Source data
<<<<
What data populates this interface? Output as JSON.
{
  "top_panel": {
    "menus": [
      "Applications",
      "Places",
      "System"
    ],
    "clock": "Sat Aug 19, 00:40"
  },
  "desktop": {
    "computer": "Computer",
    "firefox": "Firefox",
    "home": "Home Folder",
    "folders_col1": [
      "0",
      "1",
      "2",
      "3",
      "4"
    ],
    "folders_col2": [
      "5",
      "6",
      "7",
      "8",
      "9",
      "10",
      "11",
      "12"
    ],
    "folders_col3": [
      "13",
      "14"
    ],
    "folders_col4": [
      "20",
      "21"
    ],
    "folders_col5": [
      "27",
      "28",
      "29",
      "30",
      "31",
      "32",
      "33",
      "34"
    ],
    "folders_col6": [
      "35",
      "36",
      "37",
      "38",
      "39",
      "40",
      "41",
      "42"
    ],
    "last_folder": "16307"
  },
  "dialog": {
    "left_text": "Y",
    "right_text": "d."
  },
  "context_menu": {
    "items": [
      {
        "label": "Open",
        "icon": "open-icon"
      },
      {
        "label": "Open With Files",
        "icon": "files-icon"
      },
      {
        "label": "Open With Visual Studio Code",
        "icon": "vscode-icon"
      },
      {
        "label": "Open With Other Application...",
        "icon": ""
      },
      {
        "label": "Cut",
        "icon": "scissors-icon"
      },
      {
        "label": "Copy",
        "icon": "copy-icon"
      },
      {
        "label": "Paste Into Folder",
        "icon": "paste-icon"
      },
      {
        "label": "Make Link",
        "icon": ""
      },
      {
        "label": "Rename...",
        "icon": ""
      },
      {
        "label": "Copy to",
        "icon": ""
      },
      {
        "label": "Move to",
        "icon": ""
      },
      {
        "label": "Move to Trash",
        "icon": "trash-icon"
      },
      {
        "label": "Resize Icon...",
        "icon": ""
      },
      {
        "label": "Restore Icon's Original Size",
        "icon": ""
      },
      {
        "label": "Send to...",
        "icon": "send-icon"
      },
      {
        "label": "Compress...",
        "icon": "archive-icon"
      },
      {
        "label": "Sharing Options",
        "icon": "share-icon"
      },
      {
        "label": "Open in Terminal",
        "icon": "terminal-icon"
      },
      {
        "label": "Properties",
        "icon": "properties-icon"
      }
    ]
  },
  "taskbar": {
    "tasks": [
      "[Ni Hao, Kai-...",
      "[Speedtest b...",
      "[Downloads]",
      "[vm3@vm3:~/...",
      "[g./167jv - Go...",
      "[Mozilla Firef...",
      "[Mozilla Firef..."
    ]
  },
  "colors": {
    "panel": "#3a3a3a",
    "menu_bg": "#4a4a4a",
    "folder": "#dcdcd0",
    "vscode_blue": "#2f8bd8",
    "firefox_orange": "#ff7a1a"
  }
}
>>>>
Challenge: Quote each line above in full, word for word.

Solution for this problem:
What data populates this interface? Output as JSON.
{
  "top_panel": {
    "menus": [
      "Applications",
      "Places",
      "System"
    ],
    "clock": "Sat Aug 19, 00:40"
  },
  "desktop": {
    "computer": "Computer",
    "firefox": "Firefox",
    "home": "Home Folder",
    "folders_col1": [
      "0",
      "1",
      "2",
      "3",
      "4"
    ],
    "folders_col2": [
      "5",
      "6",
      "7",
      "8",
      "9",
      "10",
      "11",
      "12"
    ],
    "folders_col3": [
      "13",
      "14"
    ],
    "folders_col4": [
      "20",
      "21"
    ],
    "folders_col5": [
      "27",
      "28",
      "29",
      "30",
      "31",
      "32",
      "33",
      "34"
    ],
    "folders_col6": [
      "35",
      "36",
      "37",
      "38",
      "39",
      "40",
      "41",
      "42"
    ],
    "last_folder": "16307"
  },
  "dialog": {
    "left_text": "Y",
    "right_text": "d."
  },
  "context_menu": {
    "items": [
      {
        "label": "Open",
        "icon": "open-icon"
      },
      {
        "label": "Open With Files",
        "icon": "files-icon"
      },
      {
        "label": "Open With Visual Studio Code",
        "icon": "vscode-icon"
      },
      {
        "label": "Open With Other Application...",
        "icon": ""
      },
      {
        "label": "Cut",
        "icon": "scissors-icon"
      },
      {
        "label": "Copy",
        "icon": "copy-icon"
      },
      {
        "label": "Paste Into Folder",
        "icon": "paste-icon"
      },
      {
        "label": "Make Link",
        "icon": ""
      },
      {
        "label": "Rename...",
        "icon": ""
      },
      {
        "label": "Copy to",
        "icon": ""
      },
      {
        "label": "Move to",
        "icon": ""
      },
      {
        "label": "Move to Trash",
        "icon": "trash-icon"
      },
      {
        "label": "Resize Icon...",
        "icon": ""
      },
      {
        "label": "Restore Icon's Original Size",
        "icon": ""
      },
      {
        "label": "Send to...",
        "icon": "send-icon"
      },
      {
        "label": "Compress...",
        "icon": "archive-icon"
      },
      {
        "label": "Sharing Options",
        "icon": "share-icon"
      },
      {
        "label": "Open in Terminal",
        "icon": "terminal-icon"
      },
      {
        "label": "Properties",
        "icon": "properties-icon"
      }
    ]
  },
  "taskbar": {
    "tasks": [
      "[Ni Hao, Kai-...",
      "[Speedtest b...",
      "[Downloads]",
      "[vm3@vm3:~/...",
      "[g./167jv - Go...",
      "[Mozilla Firef...",
      "[Mozilla Firef..."
    ]
  },
  "colors": {
    "panel": "#3a3a3a",
    "menu_bg": "#4a4a4a",
    "folder": "#dcdcd0",
    "vscode_blue": "#2f8bd8",
    "firefox_orange": "#ff7a1a"
  }
}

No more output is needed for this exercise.